Render the following material again verbatim, leaving nothing out.

----- Records to use

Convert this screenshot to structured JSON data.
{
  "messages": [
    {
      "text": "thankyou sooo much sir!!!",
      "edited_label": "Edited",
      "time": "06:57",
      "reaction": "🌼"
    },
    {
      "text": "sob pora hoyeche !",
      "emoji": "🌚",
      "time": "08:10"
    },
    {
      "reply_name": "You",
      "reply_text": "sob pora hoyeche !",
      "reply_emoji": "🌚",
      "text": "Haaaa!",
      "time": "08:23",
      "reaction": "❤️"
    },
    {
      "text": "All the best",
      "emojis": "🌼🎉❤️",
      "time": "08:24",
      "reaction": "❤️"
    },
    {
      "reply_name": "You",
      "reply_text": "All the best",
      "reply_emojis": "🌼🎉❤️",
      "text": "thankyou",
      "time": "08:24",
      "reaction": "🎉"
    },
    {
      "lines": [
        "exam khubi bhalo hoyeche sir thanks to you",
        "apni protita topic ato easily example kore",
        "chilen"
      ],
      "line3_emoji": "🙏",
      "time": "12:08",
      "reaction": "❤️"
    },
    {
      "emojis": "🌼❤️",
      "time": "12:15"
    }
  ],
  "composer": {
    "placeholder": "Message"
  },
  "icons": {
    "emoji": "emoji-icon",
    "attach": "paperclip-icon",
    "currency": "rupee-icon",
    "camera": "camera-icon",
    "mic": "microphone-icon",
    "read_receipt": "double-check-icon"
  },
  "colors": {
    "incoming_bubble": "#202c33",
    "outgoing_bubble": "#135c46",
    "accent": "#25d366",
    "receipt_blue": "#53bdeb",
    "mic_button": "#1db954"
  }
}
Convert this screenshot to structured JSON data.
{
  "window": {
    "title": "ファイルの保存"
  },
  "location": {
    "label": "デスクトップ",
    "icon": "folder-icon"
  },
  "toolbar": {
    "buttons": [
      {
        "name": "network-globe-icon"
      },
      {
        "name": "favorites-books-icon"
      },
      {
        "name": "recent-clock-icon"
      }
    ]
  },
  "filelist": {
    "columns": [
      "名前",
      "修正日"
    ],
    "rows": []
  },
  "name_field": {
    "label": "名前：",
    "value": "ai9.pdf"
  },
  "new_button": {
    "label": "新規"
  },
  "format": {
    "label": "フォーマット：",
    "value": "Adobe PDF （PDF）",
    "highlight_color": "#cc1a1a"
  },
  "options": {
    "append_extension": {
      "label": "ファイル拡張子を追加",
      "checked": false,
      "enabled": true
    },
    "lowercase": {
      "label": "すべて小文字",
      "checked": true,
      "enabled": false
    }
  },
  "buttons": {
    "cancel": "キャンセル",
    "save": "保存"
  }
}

----------

- **Answer to this exercise**:
Convert this screenshot to structured JSON data.
{
  "messages": [
    {
      "text": "thankyou sooo much sir!!!",
      "edited_label": "Edited",
      "time": "06:57",
      "reaction": "🌼"
    },
    {
      "text": "sob pora hoyeche !",
      "emoji": "🌚",
      "time": "08:10"
    },
    {
      "reply_name": "You",
      "reply_text": "sob pora hoyeche !",
      "reply_emoji": "🌚",
      "text": "Haaaa!",
      "time": "08:23",
      "reaction": "❤️"
    },
    {
      "text": "All the best",
      "emojis": "🌼🎉❤️",
      "time": "08:24",
      "reaction": "❤️"
    },
    {
      "reply_name": "You",
      "reply_text": "All the best",
      "reply_emojis": "🌼🎉❤️",
      "text": "thankyou",
      "time": "08:24",
      "reaction": "🎉"
    },
    {
      "lines": [
        "exam khubi bhalo hoyeche sir thanks to you",
        "apni protita topic ato easily example kore",
        "chilen"
      ],
      "line3_emoji": "🙏",
      "time": "12:08",
      "reaction": "❤️"
    },
    {
      "emojis": "🌼❤️",
      "time": "12:15"
    }
  ],
  "composer": {
    "placeholder": "Message"
  },
  "icons": {
    "emoji": "emoji-icon",
    "attach": "paperclip-icon",
    "currency": "rupee-icon",
    "camera": "camera-icon",
    "mic": "microphone-icon",
    "read_receipt": "double-check-icon"
  },
  "colors": {
    "incoming_bubble": "#202c33",
    "outgoing_bubble": "#135c46",
    "accent": "#25d366",
    "receipt_blue": "#53bdeb",
    "mic_button": "#1db954"
  }
}
Convert this screenshot to structured JSON data.
{
  "window": {
    "title": "ファイルの保存"
  },
  "location": {
    "label": "デスクトップ",
    "icon": "folder-icon"
  },
  "toolbar": {
    "buttons": [
      {
        "name": "network-globe-icon"
      },
      {
        "name": "favorites-books-icon"
      },
      {
        "name": "recent-clock-icon"
      }
    ]
  },
  "filelist": {
    "columns": [
      "名前",
      "修正日"
    ],
    "rows": []
  },
  "name_field": {
    "label": "名前：",
    "value": "ai9.pdf"
  },
  "new_button": {
    "label": "新規"
  },
  "format": {
    "label": "フォーマット：",
    "value": "Adobe PDF （PDF）",
    "highlight_color": "#cc1a1a"
  },
  "options": {
    "append_extension": {
      "label": "ファイル拡張子を追加",
      "checked": false,
      "enabled": true
    },
    "lowercase": {
      "label": "すべて小文字",
      "checked": true,
      "enabled": false
    }
  },
  "buttons": {
    "cancel": "キャンセル",
    "save": "保存"
  }
}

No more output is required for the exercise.